> [Stated goal] Copy nothing but the text: reproduce each line of the listing exactly and leave the pictures out.

> [Dataset entries]
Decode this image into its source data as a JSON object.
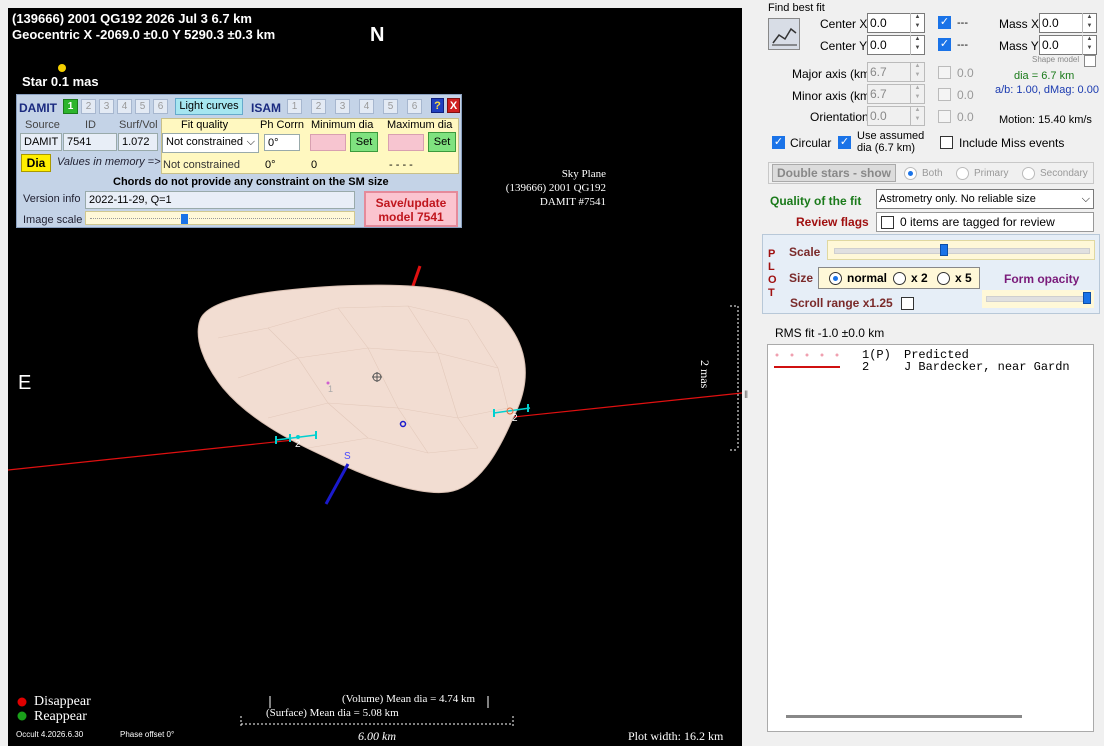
{
  "plot": {
    "title_line1": "(139666) 2001 QG192  2026 Jul 3   6.7 km",
    "title_line2": "Geocentric  X  -2069.0 ±0.0  Y 5290.3 ±0.3 km",
    "north_label": "N",
    "east_label": "E",
    "star_label": "Star 0.1 mas",
    "sky_plane": {
      "line1": "Sky Plane",
      "line2": "(139666) 2001 QG192",
      "line3": "DAMIT #7541"
    },
    "scale_bar_label": "2 mas",
    "chord_labels": [
      "1",
      "2",
      "2"
    ],
    "pole_label": "S",
    "legend": {
      "disappear": "Disappear",
      "reappear": "Reappear",
      "disappear_color": "#e00000",
      "reappear_color": "#1aa01a"
    },
    "volume_dia": "(Volume) Mean dia = 4.74 km",
    "surface_dia": "(Surface) Mean dia = 5.08 km",
    "scale_km": "6.00 km",
    "version": "Occult 4.2026.6.30",
    "phase_offset": "Phase offset 0°",
    "plot_width": "Plot width: 16.2 km"
  },
  "damit": {
    "title": "DAMIT",
    "numbers": [
      "1",
      "2",
      "3",
      "4",
      "5",
      "6"
    ],
    "light_curves": "Light curves",
    "isam_title": "ISAM",
    "isam_numbers": [
      "1",
      "2",
      "3",
      "4",
      "5",
      "6"
    ],
    "help_icon": "?",
    "close_icon": "X",
    "col_source": "Source",
    "col_id": "ID",
    "col_surfvol": "Surf/Vol",
    "source_value": "DAMIT",
    "id_value": "7541",
    "surfvol_value": "1.072",
    "dia_button": "Dia",
    "values_in_memory": "Values in memory =>",
    "fit_quality_label": "Fit quality",
    "fit_quality_value": "Not constrained",
    "fit_quality_memory": "Not constrained",
    "ph_corr_label": "Ph Corrn",
    "ph_corr_value": "0°",
    "ph_corr_memory": "0°",
    "min_dia_label": "Minimum dia",
    "min_dia_memory": "0",
    "max_dia_label": "Maximum dia",
    "max_dia_memory": "- - - -",
    "set_label": "Set",
    "chords_note": "Chords do not provide any constraint on the SM size",
    "version_label": "Version info",
    "version_value": "2022-11-29, Q=1",
    "image_scale_label": "Image scale",
    "save_button": "Save/update\nmodel 7541"
  },
  "fit": {
    "find_best_fit": "Find best fit",
    "center_x_label": "Center X",
    "center_x": "0.0",
    "center_y_label": "Center Y",
    "center_y": "0.0",
    "mass_x_label": "Mass X",
    "mass_x": "0.0",
    "mass_y_label": "Mass Y",
    "mass_y": "0.0",
    "dash": "---",
    "shape_model": "Shape model",
    "major_axis_label": "Major axis (km)",
    "major_axis": "6.7",
    "minor_axis_label": "Minor axis (km)",
    "minor_axis": "6.7",
    "orientation_label": "Orientation",
    "orientation": "0.0",
    "zero": "0.0",
    "dia_text": "dia = 6.7 km",
    "ab_text": "a/b: 1.00, dMag: 0.00",
    "motion_text": "Motion: 15.40 km/s",
    "circular_label": "Circular",
    "use_assumed_label": "Use assumed\ndia (6.7 km)",
    "include_miss_label": "Include Miss events",
    "double_stars_label": "Double stars - show",
    "both_label": "Both",
    "primary_label": "Primary",
    "secondary_label": "Secondary",
    "quality_label": "Quality of the fit",
    "quality_value": "Astrometry only. No reliable size",
    "review_flags_label": "Review flags",
    "review_flags_text": "0 items are tagged for review"
  },
  "plot_controls": {
    "side_label": "PLOT",
    "scale_label": "Scale",
    "size_label": "Size",
    "size_normal": "normal",
    "size_x2": "x 2",
    "size_x5": "x 5",
    "form_opacity": "Form opacity",
    "scroll_range": "Scroll range x1.25"
  },
  "rms": {
    "label": "RMS fit -1.0 ±0.0 km",
    "rows": [
      {
        "num": "1(P)",
        "name": "Predicted"
      },
      {
        "num": "2",
        "name": "J Bardecker, near Gardn"
      }
    ]
  }
}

> [Output of the exercise]
Decode this image into its source data as a JSON object.
{
  "plot": {
    "title_line1": "(139666) 2001 QG192  2026 Jul 3   6.7 km",
    "title_line2": "Geocentric  X  -2069.0 ±0.0  Y 5290.3 ±0.3 km",
    "north_label": "N",
    "east_label": "E",
    "star_label": "Star 0.1 mas",
    "sky_plane": {
      "line1": "Sky Plane",
      "line2": "(139666) 2001 QG192",
      "line3": "DAMIT #7541"
    },
    "scale_bar_label": "2 mas",
    "chord_labels": [
      "1",
      "2",
      "2"
    ],
    "pole_label": "S",
    "legend": {
      "disappear": "Disappear",
      "reappear": "Reappear",
      "disappear_color": "#e00000",
      "reappear_color": "#1aa01a"
    },
    "volume_dia": "(Volume) Mean dia = 4.74 km",
    "surface_dia": "(Surface) Mean dia = 5.08 km",
    "scale_km": "6.00 km",
    "version": "Occult 4.2026.6.30",
    "phase_offset": "Phase offset 0°",
    "plot_width": "Plot width: 16.2 km"
  },
  "damit": {
    "title": "DAMIT",
    "numbers": [
      "1",
      "2",
      "3",
      "4",
      "5",
      "6"
    ],
    "light_curves": "Light curves",
    "isam_title": "ISAM",
    "isam_numbers": [
      "1",
      "2",
      "3",
      "4",
      "5",
      "6"
    ],
    "help_icon": "?",
    "close_icon": "X",
    "col_source": "Source",
    "col_id": "ID",
    "col_surfvol": "Surf/Vol",
    "source_value": "DAMIT",
    "id_value": "7541",
    "surfvol_value": "1.072",
    "dia_button": "Dia",
    "values_in_memory": "Values in memory =>",
    "fit_quality_label": "Fit quality",
    "fit_quality_value": "Not constrained",
    "fit_quality_memory": "Not constrained",
    "ph_corr_label": "Ph Corrn",
    "ph_corr_value": "0°",
    "ph_corr_memory": "0°",
    "min_dia_label": "Minimum dia",
    "min_dia_memory": "0",
    "max_dia_label": "Maximum dia",
    "max_dia_memory": "- - - -",
    "set_label": "Set",
    "chords_note": "Chords do not provide any constraint on the SM size",
    "version_label": "Version info",
    "version_value": "2022-11-29, Q=1",
    "image_scale_label": "Image scale",
    "save_button": "Save/update\nmodel 7541"
  },
  "fit": {
    "find_best_fit": "Find best fit",
    "center_x_label": "Center X",
    "center_x": "0.0",
    "center_y_label": "Center Y",
    "center_y": "0.0",
    "mass_x_label": "Mass X",
    "mass_x": "0.0",
    "mass_y_label": "Mass Y",
    "mass_y": "0.0",
    "dash": "---",
    "shape_model": "Shape model",
    "major_axis_label": "Major axis (km)",
    "major_axis": "6.7",
    "minor_axis_label": "Minor axis (km)",
    "minor_axis": "6.7",
    "orientation_label": "Orientation",
    "orientation": "0.0",
    "zero": "0.0",
    "dia_text": "dia = 6.7 km",
    "ab_text": "a/b: 1.00, dMag: 0.00",
    "motion_text": "Motion: 15.40 km/s",
    "circular_label": "Circular",
    "use_assumed_label": "Use assumed\ndia (6.7 km)",
    "include_miss_label": "Include Miss events",
    "double_stars_label": "Double stars - show",
    "both_label": "Both",
    "primary_label": "Primary",
    "secondary_label": "Secondary",
    "quality_label": "Quality of the fit",
    "quality_value": "Astrometry only. No reliable size",
    "review_flags_label": "Review flags",
    "review_flags_text": "0 items are tagged for review"
  },
  "plot_controls": {
    "side_label": "PLOT",
    "scale_label": "Scale",
    "size_label": "Size",
    "size_normal": "normal",
    "size_x2": "x 2",
    "size_x5": "x 5",
    "form_opacity": "Form opacity",
    "scroll_range": "Scroll range x1.25"
  },
  "rms": {
    "label": "RMS fit -1.0 ±0.0 km",
    "rows": [
      {
        "num": "1(P)",
        "name": "Predicted"
      },
      {
        "num": "2",
        "name": "J Bardecker, near Gardn"
      }
    ]
  }
}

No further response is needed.